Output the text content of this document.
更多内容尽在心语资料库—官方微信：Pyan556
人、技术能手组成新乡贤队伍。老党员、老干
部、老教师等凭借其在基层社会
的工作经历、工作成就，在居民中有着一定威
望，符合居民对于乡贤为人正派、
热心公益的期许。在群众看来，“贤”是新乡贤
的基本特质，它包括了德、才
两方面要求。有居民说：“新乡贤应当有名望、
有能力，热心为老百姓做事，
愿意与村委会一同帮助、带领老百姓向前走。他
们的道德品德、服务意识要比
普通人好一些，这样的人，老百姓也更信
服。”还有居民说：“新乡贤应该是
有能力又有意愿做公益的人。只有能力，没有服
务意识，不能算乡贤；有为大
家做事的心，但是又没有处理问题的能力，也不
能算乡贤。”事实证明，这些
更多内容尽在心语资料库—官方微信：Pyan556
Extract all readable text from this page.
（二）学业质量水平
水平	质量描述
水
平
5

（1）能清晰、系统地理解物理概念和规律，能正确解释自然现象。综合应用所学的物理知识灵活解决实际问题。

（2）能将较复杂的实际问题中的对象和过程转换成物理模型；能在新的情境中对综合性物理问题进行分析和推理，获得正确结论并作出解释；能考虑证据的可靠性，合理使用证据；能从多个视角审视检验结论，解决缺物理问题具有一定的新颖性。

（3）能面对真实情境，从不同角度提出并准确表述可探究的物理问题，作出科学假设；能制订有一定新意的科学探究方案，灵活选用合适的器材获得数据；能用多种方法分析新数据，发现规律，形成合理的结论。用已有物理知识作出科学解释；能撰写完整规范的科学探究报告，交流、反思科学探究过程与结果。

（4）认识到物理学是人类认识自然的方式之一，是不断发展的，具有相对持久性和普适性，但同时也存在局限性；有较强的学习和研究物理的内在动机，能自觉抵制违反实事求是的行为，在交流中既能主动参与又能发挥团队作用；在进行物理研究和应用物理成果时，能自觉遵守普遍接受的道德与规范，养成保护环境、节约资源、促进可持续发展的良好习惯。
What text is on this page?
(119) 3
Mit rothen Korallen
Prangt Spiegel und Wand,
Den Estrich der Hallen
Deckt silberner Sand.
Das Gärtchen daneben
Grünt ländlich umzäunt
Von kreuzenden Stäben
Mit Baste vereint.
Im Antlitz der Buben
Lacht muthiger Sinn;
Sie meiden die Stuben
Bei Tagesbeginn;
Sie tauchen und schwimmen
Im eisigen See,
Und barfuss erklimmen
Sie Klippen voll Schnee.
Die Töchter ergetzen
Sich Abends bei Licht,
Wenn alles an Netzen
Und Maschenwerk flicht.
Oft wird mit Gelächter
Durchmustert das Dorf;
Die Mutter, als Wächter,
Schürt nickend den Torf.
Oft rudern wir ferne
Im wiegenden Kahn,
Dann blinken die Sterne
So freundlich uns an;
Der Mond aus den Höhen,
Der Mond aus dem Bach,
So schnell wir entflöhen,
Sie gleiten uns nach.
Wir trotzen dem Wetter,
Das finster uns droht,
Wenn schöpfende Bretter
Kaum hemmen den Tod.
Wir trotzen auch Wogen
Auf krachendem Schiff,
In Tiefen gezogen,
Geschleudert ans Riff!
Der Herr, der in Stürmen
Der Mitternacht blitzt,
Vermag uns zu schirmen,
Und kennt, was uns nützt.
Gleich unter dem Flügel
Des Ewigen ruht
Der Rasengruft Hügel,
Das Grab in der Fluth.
•••
## SHORT TASK
Find every line in the entries that includes the word "Wenn", then state how many there are and nothing else.

## EXERCISE RESULT
2